Exercise goal | Copy every line from the material below that holds "name".

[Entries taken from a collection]
************
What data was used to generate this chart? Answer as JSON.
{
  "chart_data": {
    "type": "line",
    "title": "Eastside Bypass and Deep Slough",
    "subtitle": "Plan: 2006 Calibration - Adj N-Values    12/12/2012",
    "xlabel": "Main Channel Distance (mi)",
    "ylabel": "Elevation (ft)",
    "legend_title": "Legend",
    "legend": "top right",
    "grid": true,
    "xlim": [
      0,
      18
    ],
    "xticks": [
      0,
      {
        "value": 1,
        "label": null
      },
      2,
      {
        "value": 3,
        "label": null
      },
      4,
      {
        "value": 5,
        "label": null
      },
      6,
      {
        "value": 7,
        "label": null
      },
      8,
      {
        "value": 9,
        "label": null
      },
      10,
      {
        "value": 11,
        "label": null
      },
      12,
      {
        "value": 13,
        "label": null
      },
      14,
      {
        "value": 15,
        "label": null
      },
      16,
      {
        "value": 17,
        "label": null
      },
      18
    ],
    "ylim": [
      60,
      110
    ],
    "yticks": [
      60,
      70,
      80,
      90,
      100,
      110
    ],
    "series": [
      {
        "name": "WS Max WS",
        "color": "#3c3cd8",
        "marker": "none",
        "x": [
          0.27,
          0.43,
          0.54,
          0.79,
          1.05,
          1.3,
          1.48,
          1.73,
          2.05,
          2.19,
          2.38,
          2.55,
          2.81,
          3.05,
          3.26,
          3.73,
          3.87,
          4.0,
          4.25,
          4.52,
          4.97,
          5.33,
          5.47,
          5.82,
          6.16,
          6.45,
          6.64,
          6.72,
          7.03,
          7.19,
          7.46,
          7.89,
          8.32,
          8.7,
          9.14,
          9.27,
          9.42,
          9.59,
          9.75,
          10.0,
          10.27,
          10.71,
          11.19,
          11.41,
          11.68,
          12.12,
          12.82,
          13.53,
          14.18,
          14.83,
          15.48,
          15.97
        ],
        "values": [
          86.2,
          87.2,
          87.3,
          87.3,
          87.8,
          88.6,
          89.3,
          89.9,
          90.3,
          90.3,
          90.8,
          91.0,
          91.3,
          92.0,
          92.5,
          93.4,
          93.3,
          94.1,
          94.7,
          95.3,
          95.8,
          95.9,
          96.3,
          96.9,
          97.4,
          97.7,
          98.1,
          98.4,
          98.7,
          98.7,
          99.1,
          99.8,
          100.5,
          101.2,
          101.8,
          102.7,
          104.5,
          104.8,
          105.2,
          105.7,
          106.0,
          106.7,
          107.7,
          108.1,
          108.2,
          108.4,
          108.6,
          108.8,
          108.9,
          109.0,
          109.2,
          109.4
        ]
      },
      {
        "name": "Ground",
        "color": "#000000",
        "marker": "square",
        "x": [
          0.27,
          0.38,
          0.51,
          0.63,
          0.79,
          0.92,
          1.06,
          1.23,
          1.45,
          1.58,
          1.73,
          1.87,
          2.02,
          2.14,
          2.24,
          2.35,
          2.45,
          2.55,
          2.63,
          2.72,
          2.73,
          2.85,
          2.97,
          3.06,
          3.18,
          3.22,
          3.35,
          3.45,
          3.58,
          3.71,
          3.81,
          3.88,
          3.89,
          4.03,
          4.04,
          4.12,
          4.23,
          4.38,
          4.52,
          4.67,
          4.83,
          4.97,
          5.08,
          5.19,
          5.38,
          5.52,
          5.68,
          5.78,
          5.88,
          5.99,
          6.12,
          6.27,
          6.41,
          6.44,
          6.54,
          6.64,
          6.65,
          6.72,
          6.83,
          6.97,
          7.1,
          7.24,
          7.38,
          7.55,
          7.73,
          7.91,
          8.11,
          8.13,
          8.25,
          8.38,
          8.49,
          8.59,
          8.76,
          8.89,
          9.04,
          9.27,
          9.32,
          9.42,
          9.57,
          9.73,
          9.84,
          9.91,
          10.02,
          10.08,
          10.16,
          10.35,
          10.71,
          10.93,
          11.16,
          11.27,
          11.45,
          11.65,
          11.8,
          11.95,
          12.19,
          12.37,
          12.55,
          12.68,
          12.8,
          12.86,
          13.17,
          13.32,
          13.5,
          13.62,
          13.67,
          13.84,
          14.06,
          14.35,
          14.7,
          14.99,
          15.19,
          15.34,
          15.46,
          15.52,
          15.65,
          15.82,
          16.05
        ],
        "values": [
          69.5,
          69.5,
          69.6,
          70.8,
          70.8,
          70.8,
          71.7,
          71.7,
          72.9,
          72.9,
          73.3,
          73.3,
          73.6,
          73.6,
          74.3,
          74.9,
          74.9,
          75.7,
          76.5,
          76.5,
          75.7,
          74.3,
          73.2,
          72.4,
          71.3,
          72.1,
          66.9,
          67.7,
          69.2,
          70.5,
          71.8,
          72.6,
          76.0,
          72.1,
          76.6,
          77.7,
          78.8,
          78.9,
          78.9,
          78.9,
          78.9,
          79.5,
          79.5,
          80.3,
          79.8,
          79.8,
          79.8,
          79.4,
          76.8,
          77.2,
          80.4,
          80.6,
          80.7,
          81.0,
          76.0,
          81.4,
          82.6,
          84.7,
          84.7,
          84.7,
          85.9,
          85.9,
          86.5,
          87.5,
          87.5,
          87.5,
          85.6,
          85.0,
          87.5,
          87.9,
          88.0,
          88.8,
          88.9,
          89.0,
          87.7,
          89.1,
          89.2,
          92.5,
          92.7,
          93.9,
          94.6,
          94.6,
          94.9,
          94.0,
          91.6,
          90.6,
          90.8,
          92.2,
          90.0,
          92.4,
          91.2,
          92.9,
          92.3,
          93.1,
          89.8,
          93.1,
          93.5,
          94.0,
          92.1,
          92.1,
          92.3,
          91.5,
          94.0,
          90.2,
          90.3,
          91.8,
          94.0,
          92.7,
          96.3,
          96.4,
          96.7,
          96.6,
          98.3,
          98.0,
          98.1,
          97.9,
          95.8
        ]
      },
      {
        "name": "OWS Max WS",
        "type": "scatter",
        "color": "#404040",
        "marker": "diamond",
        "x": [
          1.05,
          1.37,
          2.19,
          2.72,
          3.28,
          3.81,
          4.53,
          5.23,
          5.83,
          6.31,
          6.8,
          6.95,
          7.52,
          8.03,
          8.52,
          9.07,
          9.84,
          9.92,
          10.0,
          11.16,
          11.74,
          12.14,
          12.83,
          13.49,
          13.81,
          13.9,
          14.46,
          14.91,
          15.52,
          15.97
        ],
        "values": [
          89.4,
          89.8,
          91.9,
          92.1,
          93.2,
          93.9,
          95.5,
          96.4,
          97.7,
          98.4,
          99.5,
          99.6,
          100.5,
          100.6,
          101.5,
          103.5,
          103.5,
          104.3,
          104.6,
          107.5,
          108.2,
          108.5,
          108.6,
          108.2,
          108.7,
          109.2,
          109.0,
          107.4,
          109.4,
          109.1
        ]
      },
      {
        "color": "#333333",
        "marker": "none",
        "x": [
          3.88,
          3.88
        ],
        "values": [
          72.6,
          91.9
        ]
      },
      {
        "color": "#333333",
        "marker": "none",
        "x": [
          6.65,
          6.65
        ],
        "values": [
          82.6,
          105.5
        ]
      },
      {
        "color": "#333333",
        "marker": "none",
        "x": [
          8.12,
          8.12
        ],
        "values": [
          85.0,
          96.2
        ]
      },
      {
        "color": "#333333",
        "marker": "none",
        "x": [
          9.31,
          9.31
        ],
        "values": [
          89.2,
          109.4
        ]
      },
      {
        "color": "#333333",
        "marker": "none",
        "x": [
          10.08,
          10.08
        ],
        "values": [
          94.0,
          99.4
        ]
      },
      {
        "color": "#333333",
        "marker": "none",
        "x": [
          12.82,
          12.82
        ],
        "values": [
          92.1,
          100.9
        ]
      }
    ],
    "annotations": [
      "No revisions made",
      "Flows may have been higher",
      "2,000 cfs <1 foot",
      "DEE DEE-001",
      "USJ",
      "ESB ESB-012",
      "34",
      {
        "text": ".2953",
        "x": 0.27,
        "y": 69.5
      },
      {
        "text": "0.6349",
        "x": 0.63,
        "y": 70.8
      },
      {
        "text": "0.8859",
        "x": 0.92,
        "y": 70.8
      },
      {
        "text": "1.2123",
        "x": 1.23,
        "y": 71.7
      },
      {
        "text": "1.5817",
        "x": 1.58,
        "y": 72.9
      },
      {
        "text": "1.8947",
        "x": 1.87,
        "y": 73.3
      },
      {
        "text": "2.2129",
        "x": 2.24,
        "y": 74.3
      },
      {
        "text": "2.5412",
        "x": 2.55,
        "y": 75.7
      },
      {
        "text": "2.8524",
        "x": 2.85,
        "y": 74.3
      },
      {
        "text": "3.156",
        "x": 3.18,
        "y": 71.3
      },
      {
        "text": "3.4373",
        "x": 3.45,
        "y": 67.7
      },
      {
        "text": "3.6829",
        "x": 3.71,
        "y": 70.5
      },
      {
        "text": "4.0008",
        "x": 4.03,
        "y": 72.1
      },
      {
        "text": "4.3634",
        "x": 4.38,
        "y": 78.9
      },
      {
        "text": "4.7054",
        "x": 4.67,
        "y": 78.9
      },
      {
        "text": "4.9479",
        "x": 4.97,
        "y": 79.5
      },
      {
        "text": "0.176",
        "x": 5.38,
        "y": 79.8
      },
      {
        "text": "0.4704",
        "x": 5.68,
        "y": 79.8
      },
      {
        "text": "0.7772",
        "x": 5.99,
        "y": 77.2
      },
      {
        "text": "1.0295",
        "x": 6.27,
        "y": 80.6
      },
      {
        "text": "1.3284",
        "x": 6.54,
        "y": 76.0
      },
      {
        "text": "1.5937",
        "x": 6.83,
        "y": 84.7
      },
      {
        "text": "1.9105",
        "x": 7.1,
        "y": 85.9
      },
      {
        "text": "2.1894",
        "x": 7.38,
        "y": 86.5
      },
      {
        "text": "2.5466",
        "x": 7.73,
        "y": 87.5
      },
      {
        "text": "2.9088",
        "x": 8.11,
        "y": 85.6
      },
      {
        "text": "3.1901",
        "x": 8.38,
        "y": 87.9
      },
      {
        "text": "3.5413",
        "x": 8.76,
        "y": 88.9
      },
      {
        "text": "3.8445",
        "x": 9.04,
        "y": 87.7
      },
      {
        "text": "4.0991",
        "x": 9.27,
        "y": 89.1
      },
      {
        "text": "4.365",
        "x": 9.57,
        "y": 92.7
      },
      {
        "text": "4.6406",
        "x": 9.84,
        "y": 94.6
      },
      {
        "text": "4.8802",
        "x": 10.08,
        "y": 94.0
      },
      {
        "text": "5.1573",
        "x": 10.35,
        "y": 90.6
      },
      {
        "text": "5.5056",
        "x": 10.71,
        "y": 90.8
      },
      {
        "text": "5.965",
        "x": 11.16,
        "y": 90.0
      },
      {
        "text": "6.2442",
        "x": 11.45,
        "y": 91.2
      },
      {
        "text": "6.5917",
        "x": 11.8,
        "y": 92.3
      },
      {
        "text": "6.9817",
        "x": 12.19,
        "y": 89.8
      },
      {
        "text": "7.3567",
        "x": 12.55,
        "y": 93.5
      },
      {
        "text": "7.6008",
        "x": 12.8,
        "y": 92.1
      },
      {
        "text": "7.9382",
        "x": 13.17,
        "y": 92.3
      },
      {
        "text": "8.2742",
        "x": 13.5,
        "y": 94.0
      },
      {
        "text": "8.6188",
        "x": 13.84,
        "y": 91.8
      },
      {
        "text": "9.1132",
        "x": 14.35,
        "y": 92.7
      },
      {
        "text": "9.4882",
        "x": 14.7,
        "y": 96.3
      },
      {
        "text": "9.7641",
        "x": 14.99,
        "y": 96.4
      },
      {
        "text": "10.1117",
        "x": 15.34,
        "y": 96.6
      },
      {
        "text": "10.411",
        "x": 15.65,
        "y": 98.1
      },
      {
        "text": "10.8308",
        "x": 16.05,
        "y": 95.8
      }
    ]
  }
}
************
In response |
        "name": "WS Max WS",
        "name": "Ground",
        "name": "OWS Max WS",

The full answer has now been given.